# EXERCISE GOAL:
List each line of the data in which the string "Advertising" appears.

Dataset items
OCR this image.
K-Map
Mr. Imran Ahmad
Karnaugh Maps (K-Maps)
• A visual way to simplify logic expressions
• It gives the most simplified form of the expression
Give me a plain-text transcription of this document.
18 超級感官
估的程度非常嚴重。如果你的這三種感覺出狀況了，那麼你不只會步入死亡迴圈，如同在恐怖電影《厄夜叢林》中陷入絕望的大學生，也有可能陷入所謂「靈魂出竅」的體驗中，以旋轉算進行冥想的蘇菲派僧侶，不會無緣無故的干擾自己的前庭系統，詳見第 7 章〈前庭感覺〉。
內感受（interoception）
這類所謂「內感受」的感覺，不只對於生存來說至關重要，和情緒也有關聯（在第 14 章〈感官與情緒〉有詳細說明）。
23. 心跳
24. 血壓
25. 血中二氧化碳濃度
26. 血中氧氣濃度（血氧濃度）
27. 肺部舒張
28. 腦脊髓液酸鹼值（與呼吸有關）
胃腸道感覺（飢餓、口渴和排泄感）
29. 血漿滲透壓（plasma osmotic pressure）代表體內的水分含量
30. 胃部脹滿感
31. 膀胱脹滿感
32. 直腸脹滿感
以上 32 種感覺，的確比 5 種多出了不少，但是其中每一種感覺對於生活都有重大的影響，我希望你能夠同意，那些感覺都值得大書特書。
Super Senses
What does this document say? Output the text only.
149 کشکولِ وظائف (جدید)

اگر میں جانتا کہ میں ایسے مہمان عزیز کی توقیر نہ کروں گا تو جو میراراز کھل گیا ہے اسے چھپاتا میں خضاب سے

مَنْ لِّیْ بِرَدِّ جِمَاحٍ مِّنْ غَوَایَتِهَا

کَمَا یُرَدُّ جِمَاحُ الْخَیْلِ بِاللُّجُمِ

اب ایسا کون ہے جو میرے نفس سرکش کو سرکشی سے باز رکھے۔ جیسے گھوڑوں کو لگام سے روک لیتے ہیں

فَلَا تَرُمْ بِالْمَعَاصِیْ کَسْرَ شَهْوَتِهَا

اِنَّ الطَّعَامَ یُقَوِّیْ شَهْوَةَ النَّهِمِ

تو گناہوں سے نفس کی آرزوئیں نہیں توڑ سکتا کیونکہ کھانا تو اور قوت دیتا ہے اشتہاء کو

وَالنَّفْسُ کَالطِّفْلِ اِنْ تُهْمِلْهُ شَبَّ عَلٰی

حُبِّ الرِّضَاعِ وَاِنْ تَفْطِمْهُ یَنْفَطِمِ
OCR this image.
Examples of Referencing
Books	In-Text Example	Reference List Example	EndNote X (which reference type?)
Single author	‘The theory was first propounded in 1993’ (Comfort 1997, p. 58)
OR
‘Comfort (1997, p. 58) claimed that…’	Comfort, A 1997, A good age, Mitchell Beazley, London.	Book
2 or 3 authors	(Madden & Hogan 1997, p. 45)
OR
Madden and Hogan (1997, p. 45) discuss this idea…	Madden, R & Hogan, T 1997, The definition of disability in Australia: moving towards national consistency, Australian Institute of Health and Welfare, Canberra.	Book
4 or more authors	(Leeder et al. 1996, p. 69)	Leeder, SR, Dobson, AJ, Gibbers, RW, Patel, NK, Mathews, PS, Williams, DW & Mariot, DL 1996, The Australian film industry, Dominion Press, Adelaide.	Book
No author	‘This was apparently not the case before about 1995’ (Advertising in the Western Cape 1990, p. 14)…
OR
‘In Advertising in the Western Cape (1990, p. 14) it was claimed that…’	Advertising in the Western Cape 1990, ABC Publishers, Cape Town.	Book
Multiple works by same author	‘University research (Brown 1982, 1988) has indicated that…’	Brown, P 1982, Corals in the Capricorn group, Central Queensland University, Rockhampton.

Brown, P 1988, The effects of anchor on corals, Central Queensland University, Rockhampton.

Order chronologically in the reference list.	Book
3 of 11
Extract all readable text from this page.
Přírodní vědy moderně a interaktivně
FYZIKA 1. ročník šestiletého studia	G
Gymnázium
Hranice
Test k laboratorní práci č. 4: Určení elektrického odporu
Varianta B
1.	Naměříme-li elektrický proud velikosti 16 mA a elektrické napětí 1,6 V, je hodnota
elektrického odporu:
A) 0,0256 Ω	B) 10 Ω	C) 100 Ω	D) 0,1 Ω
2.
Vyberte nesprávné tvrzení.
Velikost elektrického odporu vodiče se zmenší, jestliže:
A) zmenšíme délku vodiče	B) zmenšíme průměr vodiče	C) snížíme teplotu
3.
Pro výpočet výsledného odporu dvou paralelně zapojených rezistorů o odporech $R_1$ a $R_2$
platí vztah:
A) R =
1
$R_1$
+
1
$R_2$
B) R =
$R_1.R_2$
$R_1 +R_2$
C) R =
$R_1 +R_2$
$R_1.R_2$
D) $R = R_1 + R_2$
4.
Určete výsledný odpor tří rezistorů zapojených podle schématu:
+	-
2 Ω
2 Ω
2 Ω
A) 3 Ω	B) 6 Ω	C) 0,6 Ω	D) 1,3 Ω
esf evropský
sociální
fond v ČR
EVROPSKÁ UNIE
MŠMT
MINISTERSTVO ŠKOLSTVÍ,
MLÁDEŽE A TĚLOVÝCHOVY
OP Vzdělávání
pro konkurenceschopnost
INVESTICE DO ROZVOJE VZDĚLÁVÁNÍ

# THE ANSWER:
No author	‘This was apparently not the case before about 1995’ (Advertising in the Western Cape 1990, p. 14)…
‘In Advertising in the Western Cape (1990, p. 14) it was claimed that…’	Advertising in the Western Cape 1990, ABC Publishers, Cape Town.	Book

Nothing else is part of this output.